[Given exercise] In the entries below, count each line holding the word "father". Answer with the total alone.

[Dataset excerpts]
------------------------------------------------
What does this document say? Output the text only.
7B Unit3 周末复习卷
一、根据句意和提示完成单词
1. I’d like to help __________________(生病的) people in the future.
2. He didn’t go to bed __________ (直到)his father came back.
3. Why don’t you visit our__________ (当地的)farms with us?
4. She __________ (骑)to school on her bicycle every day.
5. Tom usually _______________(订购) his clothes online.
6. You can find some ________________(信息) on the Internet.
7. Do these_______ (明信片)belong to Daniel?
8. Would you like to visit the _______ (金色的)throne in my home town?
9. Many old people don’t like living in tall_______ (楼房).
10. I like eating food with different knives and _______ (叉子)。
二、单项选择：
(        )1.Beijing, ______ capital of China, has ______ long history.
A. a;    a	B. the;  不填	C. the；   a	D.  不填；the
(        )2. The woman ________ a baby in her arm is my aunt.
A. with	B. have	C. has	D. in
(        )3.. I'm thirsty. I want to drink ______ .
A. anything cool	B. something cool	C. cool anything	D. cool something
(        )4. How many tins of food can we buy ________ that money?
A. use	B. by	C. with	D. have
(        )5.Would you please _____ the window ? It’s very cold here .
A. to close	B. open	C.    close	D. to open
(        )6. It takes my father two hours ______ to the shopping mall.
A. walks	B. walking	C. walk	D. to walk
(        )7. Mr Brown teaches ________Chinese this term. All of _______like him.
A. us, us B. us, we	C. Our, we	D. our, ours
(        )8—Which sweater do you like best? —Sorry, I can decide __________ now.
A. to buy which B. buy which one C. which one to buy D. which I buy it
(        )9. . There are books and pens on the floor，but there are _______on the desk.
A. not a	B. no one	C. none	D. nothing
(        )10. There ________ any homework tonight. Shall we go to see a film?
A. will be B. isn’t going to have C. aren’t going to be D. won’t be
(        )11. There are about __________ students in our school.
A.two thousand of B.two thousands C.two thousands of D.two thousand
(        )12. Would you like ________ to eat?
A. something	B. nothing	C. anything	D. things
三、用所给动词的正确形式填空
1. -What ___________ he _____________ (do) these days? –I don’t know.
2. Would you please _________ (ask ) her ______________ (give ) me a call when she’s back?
------------------------------------------------
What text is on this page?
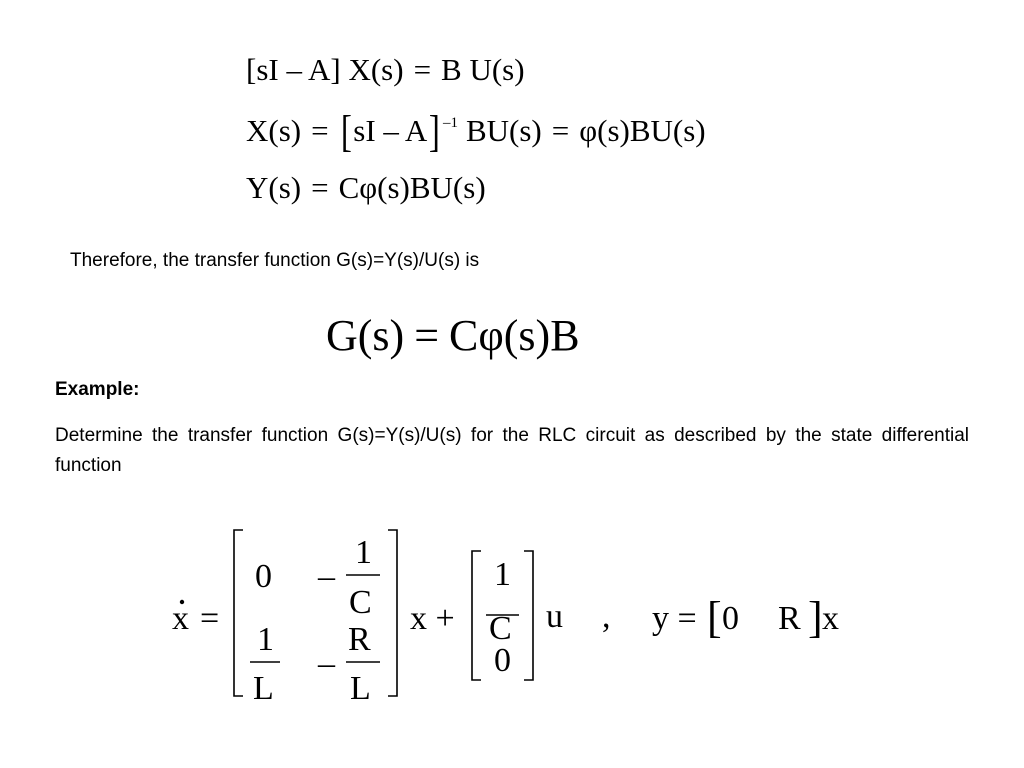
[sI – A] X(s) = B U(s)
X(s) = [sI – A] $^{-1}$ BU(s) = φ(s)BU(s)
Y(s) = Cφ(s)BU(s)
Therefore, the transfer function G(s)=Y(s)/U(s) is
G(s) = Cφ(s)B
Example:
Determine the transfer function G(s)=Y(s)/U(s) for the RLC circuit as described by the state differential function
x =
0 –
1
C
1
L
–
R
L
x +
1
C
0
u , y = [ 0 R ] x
------------------------------------------------
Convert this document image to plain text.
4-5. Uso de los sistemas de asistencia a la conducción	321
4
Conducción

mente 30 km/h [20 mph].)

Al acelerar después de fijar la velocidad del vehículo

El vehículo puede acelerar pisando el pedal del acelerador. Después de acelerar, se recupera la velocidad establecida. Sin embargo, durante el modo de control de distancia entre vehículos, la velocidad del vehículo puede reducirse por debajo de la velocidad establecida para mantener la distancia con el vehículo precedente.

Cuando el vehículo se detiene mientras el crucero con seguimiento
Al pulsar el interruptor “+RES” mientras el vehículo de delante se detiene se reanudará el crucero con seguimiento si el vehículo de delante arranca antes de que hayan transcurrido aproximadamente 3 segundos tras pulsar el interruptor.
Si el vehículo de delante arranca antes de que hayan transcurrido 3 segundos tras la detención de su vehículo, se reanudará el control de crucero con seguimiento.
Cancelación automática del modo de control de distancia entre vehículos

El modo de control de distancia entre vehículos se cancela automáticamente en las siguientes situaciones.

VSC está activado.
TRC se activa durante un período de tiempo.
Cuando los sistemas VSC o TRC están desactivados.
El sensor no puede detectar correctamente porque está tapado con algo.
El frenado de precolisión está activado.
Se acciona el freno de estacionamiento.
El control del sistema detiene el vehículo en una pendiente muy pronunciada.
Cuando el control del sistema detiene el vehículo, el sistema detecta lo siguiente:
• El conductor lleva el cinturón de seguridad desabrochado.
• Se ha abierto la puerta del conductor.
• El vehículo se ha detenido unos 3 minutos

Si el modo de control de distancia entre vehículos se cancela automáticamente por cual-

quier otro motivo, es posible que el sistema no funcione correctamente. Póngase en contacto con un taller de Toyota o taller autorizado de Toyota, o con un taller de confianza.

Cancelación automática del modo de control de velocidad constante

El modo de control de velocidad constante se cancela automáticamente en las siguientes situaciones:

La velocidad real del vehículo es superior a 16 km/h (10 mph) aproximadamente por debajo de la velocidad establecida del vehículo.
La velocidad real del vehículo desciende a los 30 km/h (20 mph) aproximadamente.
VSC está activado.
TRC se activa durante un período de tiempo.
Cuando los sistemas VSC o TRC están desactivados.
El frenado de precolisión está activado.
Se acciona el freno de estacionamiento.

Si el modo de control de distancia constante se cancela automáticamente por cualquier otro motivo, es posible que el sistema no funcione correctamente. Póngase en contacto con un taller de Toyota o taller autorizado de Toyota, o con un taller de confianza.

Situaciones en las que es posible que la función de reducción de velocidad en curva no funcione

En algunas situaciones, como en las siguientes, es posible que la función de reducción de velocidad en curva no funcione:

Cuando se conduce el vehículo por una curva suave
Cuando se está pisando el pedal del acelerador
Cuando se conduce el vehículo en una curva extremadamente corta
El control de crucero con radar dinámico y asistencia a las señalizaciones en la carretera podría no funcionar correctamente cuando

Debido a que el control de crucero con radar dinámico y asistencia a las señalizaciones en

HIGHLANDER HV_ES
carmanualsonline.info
------------------------------------------------
[Solution to the exercise] 2